::: Data provided

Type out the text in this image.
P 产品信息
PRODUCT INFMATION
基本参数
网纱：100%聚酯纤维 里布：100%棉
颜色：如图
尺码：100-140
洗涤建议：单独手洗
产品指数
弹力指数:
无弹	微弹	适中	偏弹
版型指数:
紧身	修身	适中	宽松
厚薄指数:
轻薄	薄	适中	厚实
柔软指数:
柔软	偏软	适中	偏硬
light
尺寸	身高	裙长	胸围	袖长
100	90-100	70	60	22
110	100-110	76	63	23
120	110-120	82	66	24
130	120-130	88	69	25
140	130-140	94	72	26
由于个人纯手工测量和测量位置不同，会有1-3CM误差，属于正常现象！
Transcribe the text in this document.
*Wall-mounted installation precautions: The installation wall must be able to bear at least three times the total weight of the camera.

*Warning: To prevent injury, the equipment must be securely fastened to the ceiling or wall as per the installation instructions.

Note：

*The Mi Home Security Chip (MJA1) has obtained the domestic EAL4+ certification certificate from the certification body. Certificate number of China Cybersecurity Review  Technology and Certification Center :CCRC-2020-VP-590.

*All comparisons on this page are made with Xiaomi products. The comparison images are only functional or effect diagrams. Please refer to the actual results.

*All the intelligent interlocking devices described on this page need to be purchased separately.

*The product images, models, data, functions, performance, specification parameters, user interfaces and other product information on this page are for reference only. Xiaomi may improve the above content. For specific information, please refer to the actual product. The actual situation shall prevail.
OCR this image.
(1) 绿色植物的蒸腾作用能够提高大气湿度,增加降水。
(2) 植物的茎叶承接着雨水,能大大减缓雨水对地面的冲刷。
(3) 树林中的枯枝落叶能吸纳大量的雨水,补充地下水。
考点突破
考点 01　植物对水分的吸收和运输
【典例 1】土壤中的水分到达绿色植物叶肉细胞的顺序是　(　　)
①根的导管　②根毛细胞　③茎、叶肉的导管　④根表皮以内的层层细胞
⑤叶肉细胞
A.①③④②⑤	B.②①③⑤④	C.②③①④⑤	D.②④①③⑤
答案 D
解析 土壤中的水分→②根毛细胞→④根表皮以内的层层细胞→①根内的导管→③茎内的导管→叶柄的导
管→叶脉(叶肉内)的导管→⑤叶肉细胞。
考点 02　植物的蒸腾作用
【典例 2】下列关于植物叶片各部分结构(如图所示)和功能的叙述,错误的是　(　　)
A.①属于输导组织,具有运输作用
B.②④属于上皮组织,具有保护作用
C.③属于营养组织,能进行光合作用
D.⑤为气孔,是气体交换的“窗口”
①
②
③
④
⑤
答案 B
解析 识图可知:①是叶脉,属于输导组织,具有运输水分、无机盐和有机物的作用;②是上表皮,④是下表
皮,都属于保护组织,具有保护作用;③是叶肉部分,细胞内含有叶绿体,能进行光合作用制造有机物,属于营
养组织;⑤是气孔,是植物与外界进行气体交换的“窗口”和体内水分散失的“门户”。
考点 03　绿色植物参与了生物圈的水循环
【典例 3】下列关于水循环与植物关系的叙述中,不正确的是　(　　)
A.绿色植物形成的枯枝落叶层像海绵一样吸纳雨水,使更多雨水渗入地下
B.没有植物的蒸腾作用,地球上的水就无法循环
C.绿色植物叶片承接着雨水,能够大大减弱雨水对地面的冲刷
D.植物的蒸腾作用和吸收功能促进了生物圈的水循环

::::::

Task> Identify which lines contain the word "②根毛细胞" and copy each one.

The answer>
①根的导管　②根毛细胞　③茎、叶肉的导管　④根表皮以内的层层细胞
解析 土壤中的水分→②根毛细胞→④根表皮以内的层层细胞→①根内的导管→③茎内的导管→叶柄的导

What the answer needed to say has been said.